* **Data to process**
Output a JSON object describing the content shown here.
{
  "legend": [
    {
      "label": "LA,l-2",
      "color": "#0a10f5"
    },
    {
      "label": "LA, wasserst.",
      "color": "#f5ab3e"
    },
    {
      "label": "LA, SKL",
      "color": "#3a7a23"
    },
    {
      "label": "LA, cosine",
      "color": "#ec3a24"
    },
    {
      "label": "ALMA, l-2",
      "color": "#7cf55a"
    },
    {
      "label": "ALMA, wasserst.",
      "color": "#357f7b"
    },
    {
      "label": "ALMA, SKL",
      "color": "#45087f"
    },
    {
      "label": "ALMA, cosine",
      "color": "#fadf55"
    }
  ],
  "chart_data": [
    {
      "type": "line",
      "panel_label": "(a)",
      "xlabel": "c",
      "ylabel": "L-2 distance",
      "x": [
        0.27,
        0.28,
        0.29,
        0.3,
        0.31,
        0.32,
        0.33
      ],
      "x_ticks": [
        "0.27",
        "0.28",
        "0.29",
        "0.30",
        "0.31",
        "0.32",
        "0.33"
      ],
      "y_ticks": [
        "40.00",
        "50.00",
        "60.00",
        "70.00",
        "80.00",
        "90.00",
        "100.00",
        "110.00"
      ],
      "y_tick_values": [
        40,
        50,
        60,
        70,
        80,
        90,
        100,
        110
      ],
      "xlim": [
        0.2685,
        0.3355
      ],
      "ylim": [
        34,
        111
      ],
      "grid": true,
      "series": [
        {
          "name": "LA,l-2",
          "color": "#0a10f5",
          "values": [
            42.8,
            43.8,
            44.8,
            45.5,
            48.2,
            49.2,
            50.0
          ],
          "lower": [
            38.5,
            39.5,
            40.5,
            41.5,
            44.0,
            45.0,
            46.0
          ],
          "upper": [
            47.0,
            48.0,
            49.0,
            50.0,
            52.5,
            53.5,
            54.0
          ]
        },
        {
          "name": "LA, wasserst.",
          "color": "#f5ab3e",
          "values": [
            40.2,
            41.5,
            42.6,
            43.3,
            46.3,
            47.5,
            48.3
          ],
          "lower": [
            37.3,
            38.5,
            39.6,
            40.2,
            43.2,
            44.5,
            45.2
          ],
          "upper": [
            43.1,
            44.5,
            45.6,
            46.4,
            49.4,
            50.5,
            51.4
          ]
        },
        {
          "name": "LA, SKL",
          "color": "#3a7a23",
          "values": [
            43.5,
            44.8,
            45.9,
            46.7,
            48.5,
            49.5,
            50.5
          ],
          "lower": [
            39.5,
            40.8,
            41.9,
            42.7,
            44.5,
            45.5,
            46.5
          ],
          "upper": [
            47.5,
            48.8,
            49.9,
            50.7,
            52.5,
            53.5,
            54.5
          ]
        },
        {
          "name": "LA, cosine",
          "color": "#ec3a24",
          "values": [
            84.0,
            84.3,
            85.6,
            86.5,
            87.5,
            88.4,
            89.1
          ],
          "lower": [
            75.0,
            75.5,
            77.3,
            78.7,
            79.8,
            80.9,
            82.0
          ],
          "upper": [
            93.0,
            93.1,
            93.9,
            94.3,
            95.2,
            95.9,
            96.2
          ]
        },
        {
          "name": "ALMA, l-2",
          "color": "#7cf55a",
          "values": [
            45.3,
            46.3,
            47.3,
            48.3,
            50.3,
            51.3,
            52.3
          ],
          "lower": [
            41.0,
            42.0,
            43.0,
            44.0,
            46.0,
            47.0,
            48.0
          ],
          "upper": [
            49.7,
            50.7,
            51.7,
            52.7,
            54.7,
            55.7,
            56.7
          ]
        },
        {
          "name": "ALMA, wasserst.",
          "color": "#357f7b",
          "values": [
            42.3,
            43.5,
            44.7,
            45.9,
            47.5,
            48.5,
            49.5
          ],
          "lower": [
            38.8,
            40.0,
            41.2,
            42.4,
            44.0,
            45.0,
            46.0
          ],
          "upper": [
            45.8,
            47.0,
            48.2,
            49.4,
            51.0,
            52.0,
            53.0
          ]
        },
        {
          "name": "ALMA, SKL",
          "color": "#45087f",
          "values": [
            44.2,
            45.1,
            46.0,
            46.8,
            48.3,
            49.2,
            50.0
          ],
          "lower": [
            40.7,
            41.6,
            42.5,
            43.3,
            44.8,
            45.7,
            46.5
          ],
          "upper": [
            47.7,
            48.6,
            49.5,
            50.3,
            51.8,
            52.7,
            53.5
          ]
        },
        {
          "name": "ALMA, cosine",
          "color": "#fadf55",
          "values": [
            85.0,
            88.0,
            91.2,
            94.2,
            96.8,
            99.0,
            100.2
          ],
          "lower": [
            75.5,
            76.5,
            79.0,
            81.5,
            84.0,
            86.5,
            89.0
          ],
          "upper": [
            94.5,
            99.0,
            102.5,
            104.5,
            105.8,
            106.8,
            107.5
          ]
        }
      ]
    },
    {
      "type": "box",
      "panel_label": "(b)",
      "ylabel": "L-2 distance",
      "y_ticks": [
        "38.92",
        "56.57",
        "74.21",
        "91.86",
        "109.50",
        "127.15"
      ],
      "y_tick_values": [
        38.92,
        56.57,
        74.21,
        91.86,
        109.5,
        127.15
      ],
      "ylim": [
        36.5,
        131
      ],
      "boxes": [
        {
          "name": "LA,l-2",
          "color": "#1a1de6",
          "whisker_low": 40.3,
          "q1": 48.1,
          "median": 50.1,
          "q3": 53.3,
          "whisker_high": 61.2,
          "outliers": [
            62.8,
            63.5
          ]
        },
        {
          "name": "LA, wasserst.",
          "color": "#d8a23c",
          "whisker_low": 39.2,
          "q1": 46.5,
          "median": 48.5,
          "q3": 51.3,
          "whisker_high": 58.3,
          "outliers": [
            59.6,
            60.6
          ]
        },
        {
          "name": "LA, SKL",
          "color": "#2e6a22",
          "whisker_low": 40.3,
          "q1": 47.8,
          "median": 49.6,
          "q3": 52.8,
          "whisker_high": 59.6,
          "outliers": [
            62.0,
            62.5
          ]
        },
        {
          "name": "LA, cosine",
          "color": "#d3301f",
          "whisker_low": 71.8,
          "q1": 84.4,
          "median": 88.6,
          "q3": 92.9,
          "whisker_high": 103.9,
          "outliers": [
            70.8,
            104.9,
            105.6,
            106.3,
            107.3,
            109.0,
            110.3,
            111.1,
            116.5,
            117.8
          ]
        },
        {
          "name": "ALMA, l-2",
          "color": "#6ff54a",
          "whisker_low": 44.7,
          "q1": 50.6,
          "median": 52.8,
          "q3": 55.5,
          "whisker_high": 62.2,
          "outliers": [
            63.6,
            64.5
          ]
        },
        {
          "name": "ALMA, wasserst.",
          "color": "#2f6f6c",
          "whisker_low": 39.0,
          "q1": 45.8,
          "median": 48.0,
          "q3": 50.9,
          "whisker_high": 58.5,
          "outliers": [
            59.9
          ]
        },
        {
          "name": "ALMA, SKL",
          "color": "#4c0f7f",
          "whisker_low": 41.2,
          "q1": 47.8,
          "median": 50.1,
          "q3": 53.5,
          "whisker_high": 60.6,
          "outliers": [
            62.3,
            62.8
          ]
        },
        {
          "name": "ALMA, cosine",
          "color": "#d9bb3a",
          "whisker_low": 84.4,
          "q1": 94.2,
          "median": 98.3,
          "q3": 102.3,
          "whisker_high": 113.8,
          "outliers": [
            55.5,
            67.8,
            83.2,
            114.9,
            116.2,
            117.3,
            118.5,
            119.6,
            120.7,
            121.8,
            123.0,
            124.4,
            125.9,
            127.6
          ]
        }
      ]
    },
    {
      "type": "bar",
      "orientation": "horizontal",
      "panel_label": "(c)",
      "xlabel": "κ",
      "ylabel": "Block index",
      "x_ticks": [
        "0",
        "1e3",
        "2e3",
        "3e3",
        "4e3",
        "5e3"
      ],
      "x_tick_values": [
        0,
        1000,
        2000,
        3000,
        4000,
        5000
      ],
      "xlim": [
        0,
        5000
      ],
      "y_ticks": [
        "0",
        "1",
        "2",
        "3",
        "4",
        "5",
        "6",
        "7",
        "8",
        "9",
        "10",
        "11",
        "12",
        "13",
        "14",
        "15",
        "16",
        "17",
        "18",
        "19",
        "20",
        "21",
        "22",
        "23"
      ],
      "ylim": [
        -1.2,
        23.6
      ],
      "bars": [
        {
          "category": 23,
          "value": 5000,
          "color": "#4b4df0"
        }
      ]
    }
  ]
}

* **Given exercise**
From the data above, count the lines where "median" occurs and give that figure and nothing else.

* **Answer**
8